• The exercise
Check every line below for the word "left" and show those that hold it.

• Provided information
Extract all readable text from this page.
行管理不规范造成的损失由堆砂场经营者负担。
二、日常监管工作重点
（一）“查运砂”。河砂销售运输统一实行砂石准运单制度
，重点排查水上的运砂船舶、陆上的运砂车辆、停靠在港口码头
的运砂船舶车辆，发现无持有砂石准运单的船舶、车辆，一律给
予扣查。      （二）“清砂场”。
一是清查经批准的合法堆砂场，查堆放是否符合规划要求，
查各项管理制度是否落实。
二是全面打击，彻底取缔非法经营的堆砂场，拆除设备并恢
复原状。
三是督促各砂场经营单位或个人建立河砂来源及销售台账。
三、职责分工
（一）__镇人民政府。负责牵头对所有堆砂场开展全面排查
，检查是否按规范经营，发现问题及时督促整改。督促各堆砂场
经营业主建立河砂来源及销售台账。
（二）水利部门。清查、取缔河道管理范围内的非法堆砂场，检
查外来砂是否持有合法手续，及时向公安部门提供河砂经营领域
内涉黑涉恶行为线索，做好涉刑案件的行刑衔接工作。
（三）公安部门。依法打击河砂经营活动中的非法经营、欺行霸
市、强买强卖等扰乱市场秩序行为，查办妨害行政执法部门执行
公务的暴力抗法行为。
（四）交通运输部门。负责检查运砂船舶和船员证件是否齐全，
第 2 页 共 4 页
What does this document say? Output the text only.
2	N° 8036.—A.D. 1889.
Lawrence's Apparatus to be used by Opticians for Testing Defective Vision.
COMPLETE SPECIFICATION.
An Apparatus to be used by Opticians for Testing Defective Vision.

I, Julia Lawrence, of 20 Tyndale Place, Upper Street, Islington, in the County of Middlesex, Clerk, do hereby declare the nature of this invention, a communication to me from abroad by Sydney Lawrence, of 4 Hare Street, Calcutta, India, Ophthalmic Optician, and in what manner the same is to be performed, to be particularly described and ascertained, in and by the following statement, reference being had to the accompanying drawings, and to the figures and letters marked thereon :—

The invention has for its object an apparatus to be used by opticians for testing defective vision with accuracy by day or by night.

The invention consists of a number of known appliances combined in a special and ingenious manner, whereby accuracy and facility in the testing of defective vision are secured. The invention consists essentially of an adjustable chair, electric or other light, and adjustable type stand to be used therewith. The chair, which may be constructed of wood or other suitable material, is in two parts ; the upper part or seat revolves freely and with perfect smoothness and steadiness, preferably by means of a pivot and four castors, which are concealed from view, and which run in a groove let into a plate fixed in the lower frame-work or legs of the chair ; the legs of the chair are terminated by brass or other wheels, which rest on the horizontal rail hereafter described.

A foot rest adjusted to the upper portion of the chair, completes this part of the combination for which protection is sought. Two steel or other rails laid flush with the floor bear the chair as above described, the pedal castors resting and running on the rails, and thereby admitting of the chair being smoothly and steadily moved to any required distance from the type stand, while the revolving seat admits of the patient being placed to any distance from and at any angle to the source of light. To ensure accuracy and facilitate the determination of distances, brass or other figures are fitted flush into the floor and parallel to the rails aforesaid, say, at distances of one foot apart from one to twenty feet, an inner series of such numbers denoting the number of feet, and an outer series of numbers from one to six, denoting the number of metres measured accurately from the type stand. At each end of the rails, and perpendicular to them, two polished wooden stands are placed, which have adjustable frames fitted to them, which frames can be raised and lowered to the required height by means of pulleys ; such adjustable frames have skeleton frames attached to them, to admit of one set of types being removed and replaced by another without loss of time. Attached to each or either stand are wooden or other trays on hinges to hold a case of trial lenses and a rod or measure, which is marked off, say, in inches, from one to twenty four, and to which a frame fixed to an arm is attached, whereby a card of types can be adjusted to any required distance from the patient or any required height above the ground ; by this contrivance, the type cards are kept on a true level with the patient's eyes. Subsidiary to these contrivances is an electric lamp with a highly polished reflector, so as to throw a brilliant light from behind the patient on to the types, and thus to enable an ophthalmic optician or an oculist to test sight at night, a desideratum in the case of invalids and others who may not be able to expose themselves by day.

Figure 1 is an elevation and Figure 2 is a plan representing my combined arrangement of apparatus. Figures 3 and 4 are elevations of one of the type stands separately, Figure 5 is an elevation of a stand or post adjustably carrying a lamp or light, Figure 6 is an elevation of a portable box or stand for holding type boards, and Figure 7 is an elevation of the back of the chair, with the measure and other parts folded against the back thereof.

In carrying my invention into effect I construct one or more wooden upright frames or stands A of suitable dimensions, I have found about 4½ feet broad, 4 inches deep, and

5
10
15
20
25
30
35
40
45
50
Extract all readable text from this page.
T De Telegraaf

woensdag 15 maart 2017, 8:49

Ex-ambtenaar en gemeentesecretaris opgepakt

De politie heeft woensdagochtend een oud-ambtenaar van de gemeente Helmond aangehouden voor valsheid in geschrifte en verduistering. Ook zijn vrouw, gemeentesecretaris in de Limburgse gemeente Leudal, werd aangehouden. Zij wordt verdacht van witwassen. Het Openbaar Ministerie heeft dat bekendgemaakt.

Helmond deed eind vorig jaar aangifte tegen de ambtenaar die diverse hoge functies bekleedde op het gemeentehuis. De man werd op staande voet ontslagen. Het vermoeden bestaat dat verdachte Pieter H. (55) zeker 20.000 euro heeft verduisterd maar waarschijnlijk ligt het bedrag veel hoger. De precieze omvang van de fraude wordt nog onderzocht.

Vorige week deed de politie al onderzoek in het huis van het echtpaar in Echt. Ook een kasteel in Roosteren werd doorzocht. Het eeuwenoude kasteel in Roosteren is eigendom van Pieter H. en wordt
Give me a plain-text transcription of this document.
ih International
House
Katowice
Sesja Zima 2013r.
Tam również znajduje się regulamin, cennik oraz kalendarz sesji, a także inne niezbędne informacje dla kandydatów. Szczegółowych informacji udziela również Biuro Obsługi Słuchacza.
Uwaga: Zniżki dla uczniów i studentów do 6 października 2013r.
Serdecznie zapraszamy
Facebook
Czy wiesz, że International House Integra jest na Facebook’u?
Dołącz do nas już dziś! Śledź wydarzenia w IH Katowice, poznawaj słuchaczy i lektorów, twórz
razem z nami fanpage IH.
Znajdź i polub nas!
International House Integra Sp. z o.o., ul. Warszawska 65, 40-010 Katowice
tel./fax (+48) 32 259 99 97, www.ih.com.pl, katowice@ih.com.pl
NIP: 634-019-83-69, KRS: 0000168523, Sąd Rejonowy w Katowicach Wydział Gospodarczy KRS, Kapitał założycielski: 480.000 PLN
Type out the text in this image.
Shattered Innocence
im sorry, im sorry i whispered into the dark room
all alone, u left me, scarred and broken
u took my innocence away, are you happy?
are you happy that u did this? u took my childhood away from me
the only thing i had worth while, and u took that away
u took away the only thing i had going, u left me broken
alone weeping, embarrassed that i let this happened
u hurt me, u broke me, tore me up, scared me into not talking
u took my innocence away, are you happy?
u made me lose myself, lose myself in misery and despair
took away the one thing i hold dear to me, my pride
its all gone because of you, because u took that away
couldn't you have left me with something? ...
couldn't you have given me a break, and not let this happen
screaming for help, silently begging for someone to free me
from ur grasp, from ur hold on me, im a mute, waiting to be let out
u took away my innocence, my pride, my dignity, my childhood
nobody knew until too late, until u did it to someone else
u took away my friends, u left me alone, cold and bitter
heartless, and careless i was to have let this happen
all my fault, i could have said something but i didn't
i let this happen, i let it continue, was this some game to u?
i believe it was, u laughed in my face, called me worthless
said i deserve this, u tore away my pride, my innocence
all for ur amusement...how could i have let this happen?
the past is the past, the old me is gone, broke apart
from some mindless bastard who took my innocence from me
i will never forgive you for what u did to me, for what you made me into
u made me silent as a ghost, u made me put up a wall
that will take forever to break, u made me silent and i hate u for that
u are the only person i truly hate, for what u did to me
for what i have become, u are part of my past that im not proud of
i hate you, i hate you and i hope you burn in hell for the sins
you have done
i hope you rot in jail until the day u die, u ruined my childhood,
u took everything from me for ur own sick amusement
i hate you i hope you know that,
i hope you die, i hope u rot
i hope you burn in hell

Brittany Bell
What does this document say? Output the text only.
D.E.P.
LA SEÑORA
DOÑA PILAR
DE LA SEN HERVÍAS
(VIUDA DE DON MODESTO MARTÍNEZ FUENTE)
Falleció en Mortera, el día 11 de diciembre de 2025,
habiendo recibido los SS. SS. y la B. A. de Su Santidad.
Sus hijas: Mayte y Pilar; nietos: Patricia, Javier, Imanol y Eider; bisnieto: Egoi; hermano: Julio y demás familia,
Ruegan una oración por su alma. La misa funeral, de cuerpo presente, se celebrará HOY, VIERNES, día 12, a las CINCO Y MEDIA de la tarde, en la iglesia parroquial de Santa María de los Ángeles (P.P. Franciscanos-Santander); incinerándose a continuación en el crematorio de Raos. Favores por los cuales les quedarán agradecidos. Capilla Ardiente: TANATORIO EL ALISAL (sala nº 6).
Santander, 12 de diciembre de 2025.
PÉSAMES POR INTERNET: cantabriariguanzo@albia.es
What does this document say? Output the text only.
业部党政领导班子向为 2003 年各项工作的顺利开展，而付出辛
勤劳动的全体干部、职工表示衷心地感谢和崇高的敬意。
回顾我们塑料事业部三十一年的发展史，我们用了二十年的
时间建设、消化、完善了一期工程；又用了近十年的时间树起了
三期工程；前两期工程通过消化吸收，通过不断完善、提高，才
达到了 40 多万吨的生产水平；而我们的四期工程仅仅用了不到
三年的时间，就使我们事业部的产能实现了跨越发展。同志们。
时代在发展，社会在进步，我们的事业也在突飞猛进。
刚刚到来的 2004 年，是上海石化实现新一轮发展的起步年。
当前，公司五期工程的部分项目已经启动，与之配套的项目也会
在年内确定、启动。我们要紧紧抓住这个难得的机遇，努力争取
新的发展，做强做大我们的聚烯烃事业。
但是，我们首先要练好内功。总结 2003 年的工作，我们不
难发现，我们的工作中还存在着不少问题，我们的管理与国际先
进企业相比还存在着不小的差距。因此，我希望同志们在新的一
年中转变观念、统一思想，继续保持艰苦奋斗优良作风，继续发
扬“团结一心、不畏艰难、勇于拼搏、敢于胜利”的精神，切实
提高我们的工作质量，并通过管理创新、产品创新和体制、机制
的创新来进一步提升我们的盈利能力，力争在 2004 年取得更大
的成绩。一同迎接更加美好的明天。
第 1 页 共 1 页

• Exercise solution
all alone, u left me, scarred and broken
u took away the only thing i had going, u left me broken
couldn't you have left me with something? ...
u took away my friends, u left me alone, cold and bitter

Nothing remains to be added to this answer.